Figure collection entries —

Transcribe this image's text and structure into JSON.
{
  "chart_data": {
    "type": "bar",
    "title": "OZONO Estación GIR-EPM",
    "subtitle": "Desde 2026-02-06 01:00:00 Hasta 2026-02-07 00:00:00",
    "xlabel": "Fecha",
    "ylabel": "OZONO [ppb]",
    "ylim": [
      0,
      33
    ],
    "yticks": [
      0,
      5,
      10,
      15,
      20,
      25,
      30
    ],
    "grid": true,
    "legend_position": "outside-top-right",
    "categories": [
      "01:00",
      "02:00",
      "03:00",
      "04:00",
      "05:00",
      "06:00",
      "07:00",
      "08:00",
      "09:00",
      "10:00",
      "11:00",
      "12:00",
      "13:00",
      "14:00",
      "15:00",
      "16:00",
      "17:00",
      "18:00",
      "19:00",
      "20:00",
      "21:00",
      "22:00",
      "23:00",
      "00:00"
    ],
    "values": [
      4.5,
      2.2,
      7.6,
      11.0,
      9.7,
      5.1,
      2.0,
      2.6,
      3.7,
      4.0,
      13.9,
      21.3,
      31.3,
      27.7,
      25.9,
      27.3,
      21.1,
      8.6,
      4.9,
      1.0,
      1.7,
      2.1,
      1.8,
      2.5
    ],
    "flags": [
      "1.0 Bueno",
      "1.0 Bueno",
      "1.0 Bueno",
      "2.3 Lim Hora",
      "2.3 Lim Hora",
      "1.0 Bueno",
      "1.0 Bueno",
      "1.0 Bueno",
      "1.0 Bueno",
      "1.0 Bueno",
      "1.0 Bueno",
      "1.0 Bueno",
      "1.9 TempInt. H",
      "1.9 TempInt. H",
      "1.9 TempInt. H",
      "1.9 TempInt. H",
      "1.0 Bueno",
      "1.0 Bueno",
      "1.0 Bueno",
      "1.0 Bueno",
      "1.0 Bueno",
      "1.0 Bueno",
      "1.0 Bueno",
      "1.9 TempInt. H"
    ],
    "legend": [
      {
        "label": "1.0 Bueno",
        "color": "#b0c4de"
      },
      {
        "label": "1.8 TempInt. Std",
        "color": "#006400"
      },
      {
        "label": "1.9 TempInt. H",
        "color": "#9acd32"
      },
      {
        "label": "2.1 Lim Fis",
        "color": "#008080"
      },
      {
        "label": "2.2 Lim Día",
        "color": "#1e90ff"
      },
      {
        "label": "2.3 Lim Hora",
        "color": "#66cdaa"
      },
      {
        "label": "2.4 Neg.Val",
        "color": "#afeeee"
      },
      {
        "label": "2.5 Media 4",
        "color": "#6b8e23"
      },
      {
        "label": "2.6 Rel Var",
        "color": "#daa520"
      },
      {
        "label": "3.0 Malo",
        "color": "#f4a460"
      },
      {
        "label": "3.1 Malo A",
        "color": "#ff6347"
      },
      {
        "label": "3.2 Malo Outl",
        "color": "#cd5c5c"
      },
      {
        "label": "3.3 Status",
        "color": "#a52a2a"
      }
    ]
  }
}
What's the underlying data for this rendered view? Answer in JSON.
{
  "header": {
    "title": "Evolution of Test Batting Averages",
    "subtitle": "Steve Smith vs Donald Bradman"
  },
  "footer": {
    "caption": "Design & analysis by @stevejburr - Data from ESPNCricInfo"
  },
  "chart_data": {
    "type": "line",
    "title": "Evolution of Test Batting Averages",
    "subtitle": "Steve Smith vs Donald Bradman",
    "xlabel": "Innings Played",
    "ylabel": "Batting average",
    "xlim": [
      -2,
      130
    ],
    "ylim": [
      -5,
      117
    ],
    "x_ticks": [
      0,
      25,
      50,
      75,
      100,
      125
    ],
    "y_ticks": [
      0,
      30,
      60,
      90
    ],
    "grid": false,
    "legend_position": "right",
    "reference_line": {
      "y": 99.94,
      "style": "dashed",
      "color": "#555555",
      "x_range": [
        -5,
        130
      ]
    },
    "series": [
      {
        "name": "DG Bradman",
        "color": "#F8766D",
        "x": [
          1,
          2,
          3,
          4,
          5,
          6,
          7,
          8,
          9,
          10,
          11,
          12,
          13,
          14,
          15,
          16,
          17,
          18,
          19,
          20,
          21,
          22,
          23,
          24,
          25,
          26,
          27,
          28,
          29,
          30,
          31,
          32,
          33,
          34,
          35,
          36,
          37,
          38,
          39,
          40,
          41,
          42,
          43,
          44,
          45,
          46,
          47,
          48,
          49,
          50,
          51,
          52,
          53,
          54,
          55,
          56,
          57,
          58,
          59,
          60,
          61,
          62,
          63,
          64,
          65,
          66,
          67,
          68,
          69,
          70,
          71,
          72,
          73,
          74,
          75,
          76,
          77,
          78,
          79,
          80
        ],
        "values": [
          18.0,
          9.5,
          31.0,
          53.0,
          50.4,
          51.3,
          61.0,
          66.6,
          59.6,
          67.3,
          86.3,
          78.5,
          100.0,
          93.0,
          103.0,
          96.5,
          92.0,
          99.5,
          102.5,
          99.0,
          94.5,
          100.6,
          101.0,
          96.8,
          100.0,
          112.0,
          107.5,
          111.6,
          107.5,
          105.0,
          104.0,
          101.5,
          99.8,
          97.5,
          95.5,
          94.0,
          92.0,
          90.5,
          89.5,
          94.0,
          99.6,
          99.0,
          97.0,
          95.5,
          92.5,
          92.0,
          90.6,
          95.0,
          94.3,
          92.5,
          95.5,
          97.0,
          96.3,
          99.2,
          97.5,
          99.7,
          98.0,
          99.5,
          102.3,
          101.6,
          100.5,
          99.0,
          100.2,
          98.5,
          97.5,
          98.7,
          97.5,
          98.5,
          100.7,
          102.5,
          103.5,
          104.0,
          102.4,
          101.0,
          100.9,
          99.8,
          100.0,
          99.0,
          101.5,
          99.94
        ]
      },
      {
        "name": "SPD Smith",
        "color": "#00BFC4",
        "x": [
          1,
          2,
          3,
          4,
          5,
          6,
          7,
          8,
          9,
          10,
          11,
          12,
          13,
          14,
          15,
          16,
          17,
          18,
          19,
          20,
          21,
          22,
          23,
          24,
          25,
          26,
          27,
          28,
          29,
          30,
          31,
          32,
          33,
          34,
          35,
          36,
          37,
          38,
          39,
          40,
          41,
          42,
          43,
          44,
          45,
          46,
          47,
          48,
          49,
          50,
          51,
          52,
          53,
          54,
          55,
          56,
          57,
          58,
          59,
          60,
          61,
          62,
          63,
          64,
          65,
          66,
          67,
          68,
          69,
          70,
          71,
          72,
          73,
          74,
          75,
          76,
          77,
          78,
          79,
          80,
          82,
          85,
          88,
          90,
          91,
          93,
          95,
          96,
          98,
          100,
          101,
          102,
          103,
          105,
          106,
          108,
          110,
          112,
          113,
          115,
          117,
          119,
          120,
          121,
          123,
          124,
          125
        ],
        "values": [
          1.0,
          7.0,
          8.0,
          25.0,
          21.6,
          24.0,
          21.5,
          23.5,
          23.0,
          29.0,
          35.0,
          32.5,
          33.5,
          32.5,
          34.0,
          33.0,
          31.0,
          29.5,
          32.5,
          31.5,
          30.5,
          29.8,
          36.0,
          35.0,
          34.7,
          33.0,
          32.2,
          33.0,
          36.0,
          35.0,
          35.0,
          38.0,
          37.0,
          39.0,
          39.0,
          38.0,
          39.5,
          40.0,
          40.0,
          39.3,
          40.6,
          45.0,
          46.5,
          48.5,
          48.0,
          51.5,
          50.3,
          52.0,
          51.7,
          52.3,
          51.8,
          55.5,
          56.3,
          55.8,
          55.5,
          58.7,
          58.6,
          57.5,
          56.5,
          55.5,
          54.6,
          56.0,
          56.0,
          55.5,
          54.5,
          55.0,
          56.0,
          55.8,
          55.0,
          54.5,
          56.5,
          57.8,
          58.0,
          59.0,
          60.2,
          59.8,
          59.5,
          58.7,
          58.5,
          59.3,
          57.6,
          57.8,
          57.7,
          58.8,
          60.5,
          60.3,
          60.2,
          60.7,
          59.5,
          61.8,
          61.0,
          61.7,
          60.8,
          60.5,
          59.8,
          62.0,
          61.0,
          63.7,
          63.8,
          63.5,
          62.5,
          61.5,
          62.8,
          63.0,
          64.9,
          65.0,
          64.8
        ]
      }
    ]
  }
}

Given instruction —
Where does the word "right" appear in the listing? List each line that holds it.

Solution to this problem —
    "legend_position": "outside-top-right",
    "legend_position": "right",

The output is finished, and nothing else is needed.